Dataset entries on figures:
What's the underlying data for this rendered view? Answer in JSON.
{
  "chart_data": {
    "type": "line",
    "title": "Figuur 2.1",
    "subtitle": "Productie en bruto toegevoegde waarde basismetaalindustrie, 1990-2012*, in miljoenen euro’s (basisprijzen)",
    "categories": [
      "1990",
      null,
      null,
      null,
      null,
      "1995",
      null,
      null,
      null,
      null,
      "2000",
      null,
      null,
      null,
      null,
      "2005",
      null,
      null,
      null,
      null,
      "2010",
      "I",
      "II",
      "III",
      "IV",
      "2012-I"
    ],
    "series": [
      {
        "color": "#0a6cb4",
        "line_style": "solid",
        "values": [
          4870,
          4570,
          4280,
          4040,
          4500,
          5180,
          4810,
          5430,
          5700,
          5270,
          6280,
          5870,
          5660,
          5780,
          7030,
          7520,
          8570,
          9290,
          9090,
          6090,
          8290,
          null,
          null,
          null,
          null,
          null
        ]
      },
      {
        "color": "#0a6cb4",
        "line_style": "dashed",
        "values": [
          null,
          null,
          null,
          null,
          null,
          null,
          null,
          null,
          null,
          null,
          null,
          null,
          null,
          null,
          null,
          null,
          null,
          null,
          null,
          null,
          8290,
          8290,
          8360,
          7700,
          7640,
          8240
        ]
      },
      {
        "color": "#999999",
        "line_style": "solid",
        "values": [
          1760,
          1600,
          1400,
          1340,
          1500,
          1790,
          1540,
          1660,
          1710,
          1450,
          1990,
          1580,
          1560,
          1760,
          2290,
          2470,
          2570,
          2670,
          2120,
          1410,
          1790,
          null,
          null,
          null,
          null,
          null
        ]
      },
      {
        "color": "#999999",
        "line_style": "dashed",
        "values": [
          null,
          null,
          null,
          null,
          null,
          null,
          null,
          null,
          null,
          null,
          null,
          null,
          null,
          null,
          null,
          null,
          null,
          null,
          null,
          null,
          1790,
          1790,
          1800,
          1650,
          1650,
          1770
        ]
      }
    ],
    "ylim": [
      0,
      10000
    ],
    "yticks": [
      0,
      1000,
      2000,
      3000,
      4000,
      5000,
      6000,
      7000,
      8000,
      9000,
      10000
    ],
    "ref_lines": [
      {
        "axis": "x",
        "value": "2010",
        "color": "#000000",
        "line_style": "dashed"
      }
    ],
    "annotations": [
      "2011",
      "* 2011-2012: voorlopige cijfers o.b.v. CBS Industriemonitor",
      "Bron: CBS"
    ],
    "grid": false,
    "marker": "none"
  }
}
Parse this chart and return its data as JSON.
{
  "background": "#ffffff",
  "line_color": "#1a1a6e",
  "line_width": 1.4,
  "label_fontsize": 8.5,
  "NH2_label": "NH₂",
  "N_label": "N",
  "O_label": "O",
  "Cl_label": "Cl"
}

▶ TASK DIRECTIONS
Write out only the final block of lines, starting at the line with "Parse this chart and return its data as JSON." and running to the end of the material.

▶ RESPONSE
Parse this chart and return its data as JSON.
{
  "background": "#ffffff",
  "line_color": "#1a1a6e",
  "line_width": 1.4,
  "label_fontsize": 8.5,
  "NH2_label": "NH₂",
  "N_label": "N",
  "O_label": "O",
  "Cl_label": "Cl"
}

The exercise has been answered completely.